[Source records]:
-- BEGIN --

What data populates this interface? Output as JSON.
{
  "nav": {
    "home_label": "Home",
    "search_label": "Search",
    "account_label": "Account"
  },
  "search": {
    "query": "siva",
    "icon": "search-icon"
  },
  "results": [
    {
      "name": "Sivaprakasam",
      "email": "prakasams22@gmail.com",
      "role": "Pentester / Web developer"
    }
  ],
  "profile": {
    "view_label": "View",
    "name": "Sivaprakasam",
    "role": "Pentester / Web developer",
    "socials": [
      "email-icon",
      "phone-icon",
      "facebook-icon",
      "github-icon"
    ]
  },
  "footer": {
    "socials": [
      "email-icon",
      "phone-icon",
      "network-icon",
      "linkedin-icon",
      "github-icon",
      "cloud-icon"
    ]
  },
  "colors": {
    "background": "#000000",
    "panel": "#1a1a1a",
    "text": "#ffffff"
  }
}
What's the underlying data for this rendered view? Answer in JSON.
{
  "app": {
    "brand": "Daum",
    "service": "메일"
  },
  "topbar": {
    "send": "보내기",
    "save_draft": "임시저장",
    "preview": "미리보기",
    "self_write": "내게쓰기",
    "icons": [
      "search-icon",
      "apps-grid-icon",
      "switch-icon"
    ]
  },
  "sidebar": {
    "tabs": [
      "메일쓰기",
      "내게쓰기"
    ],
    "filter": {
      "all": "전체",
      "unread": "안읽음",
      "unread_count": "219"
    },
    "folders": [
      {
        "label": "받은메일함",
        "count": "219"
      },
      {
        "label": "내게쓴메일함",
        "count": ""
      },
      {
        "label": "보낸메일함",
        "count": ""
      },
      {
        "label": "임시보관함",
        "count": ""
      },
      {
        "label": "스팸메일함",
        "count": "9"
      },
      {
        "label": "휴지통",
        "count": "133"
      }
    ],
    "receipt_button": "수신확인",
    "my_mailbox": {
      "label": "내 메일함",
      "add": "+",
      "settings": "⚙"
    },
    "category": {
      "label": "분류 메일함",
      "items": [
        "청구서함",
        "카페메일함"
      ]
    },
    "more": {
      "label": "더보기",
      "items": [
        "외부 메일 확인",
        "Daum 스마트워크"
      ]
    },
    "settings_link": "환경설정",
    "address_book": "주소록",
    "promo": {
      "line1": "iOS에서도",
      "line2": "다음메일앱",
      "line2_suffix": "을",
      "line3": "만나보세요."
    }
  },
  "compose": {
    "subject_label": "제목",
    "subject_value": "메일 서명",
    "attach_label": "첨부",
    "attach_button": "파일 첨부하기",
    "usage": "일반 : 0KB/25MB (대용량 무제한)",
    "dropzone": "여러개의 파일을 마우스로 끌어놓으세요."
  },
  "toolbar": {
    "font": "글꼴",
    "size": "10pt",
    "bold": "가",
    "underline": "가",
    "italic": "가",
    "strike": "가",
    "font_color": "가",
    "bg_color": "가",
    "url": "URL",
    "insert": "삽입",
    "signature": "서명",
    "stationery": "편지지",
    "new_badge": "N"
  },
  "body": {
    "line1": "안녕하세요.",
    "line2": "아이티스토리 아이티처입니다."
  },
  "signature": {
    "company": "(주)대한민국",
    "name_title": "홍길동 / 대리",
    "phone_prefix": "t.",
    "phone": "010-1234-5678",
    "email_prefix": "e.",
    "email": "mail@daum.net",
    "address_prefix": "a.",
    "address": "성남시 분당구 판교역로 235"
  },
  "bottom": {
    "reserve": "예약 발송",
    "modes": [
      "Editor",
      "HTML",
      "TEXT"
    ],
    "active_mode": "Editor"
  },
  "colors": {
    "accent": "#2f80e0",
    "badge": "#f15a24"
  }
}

-- END --

Tally up the lines in the preceding listing that contain the string "data". Respond with the number and nothing else.

[Answer in full]: 2